▶ _Exercise objective_: Leave out the pictures and restate the rest of the data exactly.

Collected data entries:
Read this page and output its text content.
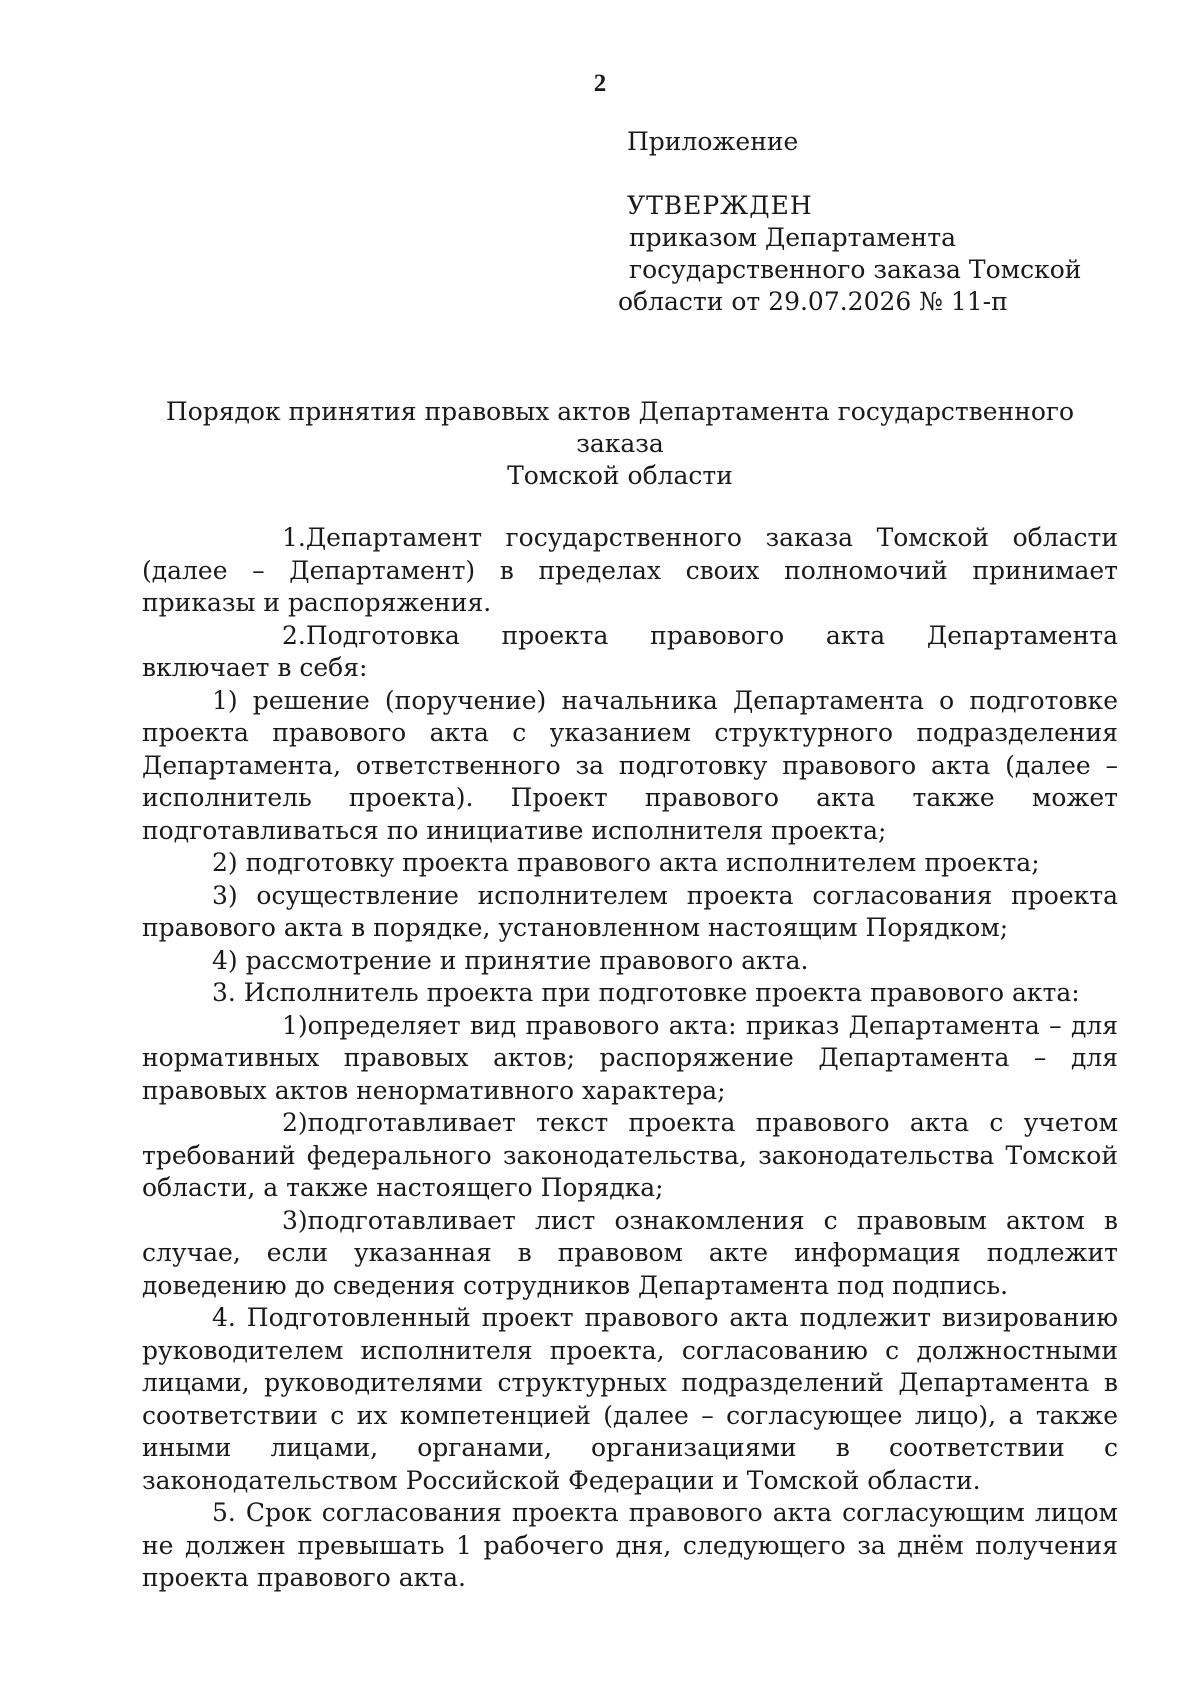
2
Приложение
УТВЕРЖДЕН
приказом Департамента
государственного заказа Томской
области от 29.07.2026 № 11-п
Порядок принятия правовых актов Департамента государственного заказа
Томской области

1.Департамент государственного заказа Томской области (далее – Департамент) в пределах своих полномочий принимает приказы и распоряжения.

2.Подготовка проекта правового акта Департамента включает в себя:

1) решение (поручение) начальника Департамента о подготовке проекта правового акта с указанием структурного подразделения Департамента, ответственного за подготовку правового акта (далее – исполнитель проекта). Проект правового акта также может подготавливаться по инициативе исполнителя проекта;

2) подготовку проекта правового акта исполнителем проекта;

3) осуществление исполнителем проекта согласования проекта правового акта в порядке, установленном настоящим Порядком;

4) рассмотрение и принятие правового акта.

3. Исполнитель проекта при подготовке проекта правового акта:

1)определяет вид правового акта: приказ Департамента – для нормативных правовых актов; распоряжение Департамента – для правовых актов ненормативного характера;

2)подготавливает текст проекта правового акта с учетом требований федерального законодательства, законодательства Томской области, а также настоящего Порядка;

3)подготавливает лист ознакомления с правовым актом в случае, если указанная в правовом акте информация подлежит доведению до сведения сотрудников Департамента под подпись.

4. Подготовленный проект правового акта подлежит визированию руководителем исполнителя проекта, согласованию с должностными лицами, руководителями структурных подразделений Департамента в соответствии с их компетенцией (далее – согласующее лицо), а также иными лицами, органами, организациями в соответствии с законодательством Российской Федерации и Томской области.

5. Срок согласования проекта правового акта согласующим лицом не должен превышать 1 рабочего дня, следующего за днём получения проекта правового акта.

▶ _Exercise solution_:
Read this page and output its text content.
2
Приложение
УТВЕРЖДЕН
приказом Департамента
государственного заказа Томской
области от 29.07.2026 № 11-п
Порядок принятия правовых актов Департамента государственного заказа
Томской области

1.Департамент государственного заказа Томской области (далее – Департамент) в пределах своих полномочий принимает приказы и распоряжения.

2.Подготовка проекта правового акта Департамента включает в себя:

1) решение (поручение) начальника Департамента о подготовке проекта правового акта с указанием структурного подразделения Департамента, ответственного за подготовку правового акта (далее – исполнитель проекта). Проект правового акта также может подготавливаться по инициативе исполнителя проекта;

2) подготовку проекта правового акта исполнителем проекта;

3) осуществление исполнителем проекта согласования проекта правового акта в порядке, установленном настоящим Порядком;

4) рассмотрение и принятие правового акта.

3. Исполнитель проекта при подготовке проекта правового акта:

1)определяет вид правового акта: приказ Департамента – для нормативных правовых актов; распоряжение Департамента – для правовых актов ненормативного характера;

2)подготавливает текст проекта правового акта с учетом требований федерального законодательства, законодательства Томской области, а также настоящего Порядка;

3)подготавливает лист ознакомления с правовым актом в случае, если указанная в правовом акте информация подлежит доведению до сведения сотрудников Департамента под подпись.

4. Подготовленный проект правового акта подлежит визированию руководителем исполнителя проекта, согласованию с должностными лицами, руководителями структурных подразделений Департамента в соответствии с их компетенцией (далее – согласующее лицо), а также иными лицами, органами, организациями в соответствии с законодательством Российской Федерации и Томской области.

5. Срок согласования проекта правового акта согласующим лицом не должен превышать 1 рабочего дня, следующего за днём получения проекта правового акта.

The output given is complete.